* MATERIAL SUPPLIED:
+--
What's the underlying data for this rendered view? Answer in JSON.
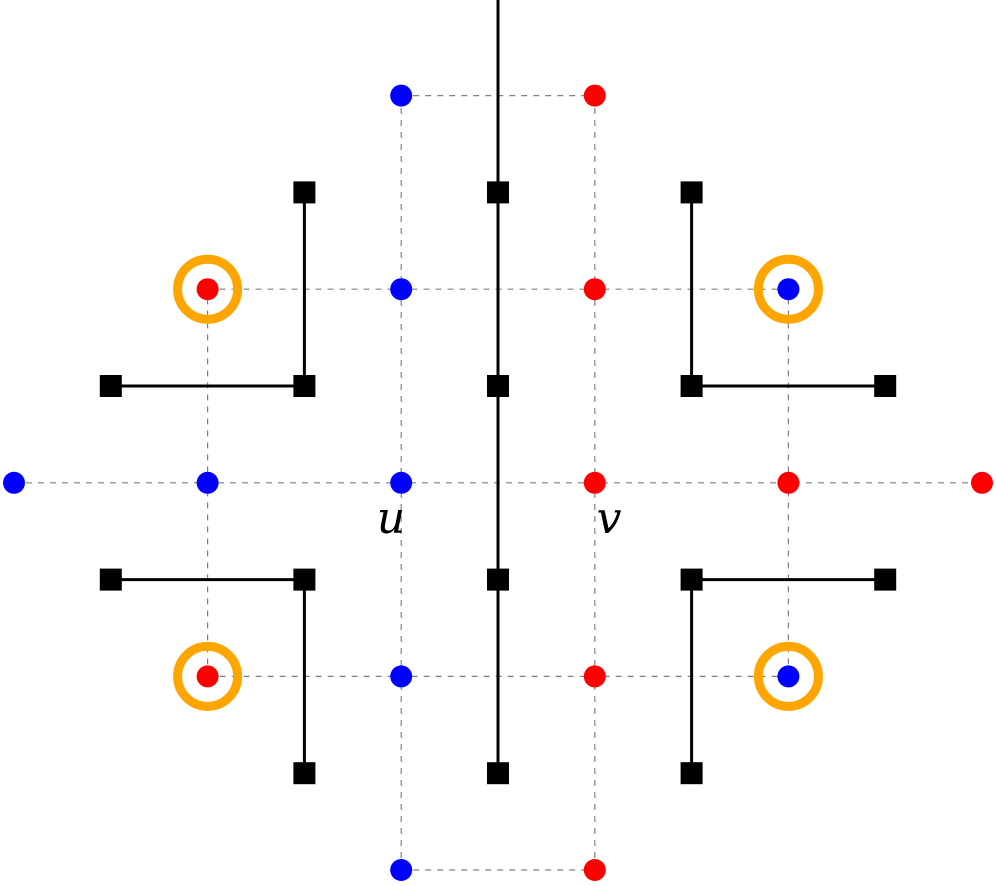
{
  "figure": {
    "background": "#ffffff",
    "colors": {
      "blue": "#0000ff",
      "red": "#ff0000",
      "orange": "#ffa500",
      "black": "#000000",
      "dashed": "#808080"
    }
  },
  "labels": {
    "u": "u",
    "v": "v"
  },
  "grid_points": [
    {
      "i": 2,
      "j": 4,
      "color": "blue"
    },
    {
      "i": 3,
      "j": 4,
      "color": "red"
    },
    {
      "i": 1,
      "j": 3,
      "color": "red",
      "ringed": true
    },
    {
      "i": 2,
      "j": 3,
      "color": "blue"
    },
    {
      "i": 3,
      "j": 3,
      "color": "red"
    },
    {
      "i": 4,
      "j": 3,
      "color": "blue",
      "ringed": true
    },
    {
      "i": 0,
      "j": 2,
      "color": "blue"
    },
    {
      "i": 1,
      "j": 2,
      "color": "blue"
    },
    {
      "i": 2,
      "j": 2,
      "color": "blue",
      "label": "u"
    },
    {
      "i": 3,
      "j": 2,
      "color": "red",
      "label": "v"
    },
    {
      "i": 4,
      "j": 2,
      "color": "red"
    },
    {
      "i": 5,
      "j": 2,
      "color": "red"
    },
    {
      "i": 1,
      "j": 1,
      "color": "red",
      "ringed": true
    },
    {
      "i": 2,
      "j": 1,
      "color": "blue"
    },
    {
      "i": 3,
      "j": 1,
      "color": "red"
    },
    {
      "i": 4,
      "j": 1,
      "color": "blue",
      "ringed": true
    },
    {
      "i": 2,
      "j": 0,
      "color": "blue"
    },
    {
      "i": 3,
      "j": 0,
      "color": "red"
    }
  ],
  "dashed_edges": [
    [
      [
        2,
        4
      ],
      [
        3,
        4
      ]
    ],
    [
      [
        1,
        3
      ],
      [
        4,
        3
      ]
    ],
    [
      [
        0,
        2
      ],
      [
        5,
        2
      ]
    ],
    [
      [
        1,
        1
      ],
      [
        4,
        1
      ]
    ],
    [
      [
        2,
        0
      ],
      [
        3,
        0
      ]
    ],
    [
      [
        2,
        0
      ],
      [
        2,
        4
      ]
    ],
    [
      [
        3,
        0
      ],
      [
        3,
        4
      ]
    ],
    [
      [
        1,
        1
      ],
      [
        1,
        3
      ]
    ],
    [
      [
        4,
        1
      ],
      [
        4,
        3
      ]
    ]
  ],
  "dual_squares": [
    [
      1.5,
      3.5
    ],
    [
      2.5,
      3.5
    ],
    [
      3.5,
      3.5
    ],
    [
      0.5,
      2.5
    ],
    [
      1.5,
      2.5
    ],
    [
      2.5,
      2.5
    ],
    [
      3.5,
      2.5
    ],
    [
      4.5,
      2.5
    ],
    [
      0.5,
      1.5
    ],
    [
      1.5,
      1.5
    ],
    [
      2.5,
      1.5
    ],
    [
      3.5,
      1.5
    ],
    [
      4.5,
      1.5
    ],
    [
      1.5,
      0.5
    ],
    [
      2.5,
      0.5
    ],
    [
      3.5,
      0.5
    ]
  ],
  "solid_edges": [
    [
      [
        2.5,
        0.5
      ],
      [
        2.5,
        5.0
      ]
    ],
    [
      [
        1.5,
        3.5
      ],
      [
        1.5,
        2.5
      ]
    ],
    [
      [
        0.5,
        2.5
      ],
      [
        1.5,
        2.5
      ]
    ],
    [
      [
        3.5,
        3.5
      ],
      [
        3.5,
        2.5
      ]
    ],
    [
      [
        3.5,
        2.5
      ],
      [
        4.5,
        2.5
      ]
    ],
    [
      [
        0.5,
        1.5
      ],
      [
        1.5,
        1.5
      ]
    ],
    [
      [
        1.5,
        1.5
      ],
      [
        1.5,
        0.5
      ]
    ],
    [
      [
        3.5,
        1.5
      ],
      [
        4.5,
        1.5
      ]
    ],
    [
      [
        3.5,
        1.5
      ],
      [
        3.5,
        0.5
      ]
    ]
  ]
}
+--
* WORK TO BE COMPLETED:
Transcribe the records verbatim and omit the images.

* SOLUTION:
What's the underlying data for this rendered view? Answer in JSON.
{
  "figure": {
    "background": "#ffffff",
    "colors": {
      "blue": "#0000ff",
      "red": "#ff0000",
      "orange": "#ffa500",
      "black": "#000000",
      "dashed": "#808080"
    }
  },
  "labels": {
    "u": "u",
    "v": "v"
  },
  "grid_points": [
    {
      "i": 2,
      "j": 4,
      "color": "blue"
    },
    {
      "i": 3,
      "j": 4,
      "color": "red"
    },
    {
      "i": 1,
      "j": 3,
      "color": "red",
      "ringed": true
    },
    {
      "i": 2,
      "j": 3,
      "color": "blue"
    },
    {
      "i": 3,
      "j": 3,
      "color": "red"
    },
    {
      "i": 4,
      "j": 3,
      "color": "blue",
      "ringed": true
    },
    {
      "i": 0,
      "j": 2,
      "color": "blue"
    },
    {
      "i": 1,
      "j": 2,
      "color": "blue"
    },
    {
      "i": 2,
      "j": 2,
      "color": "blue",
      "label": "u"
    },
    {
      "i": 3,
      "j": 2,
      "color": "red",
      "label": "v"
    },
    {
      "i": 4,
      "j": 2,
      "color": "red"
    },
    {
      "i": 5,
      "j": 2,
      "color": "red"
    },
    {
      "i": 1,
      "j": 1,
      "color": "red",
      "ringed": true
    },
    {
      "i": 2,
      "j": 1,
      "color": "blue"
    },
    {
      "i": 3,
      "j": 1,
      "color": "red"
    },
    {
      "i": 4,
      "j": 1,
      "color": "blue",
      "ringed": true
    },
    {
      "i": 2,
      "j": 0,
      "color": "blue"
    },
    {
      "i": 3,
      "j": 0,
      "color": "red"
    }
  ],
  "dashed_edges": [
    [
      [
        2,
        4
      ],
      [
        3,
        4
      ]
    ],
    [
      [
        1,
        3
      ],
      [
        4,
        3
      ]
    ],
    [
      [
        0,
        2
      ],
      [
        5,
        2
      ]
    ],
    [
      [
        1,
        1
      ],
      [
        4,
        1
      ]
    ],
    [
      [
        2,
        0
      ],
      [
        3,
        0
      ]
    ],
    [
      [
        2,
        0
      ],
      [
        2,
        4
      ]
    ],
    [
      [
        3,
        0
      ],
      [
        3,
        4
      ]
    ],
    [
      [
        1,
        1
      ],
      [
        1,
        3
      ]
    ],
    [
      [
        4,
        1
      ],
      [
        4,
        3
      ]
    ]
  ],
  "dual_squares": [
    [
      1.5,
      3.5
    ],
    [
      2.5,
      3.5
    ],
    [
      3.5,
      3.5
    ],
    [
      0.5,
      2.5
    ],
    [
      1.5,
      2.5
    ],
    [
      2.5,
      2.5
    ],
    [
      3.5,
      2.5
    ],
    [
      4.5,
      2.5
    ],
    [
      0.5,
      1.5
    ],
    [
      1.5,
      1.5
    ],
    [
      2.5,
      1.5
    ],
    [
      3.5,
      1.5
    ],
    [
      4.5,
      1.5
    ],
    [
      1.5,
      0.5
    ],
    [
      2.5,
      0.5
    ],
    [
      3.5,
      0.5
    ]
  ],
  "solid_edges": [
    [
      [
        2.5,
        0.5
      ],
      [
        2.5,
        5.0
      ]
    ],
    [
      [
        1.5,
        3.5
      ],
      [
        1.5,
        2.5
      ]
    ],
    [
      [
        0.5,
        2.5
      ],
      [
        1.5,
        2.5
      ]
    ],
    [
      [
        3.5,
        3.5
      ],
      [
        3.5,
        2.5
      ]
    ],
    [
      [
        3.5,
        2.5
      ],
      [
        4.5,
        2.5
      ]
    ],
    [
      [
        0.5,
        1.5
      ],
      [
        1.5,
        1.5
      ]
    ],
    [
      [
        1.5,
        1.5
      ],
      [
        1.5,
        0.5
      ]
    ],
    [
      [
        3.5,
        1.5
      ],
      [
        4.5,
        1.5
      ]
    ],
    [
      [
        3.5,
        1.5
      ],
      [
        3.5,
        0.5
      ]
    ]
  ]
}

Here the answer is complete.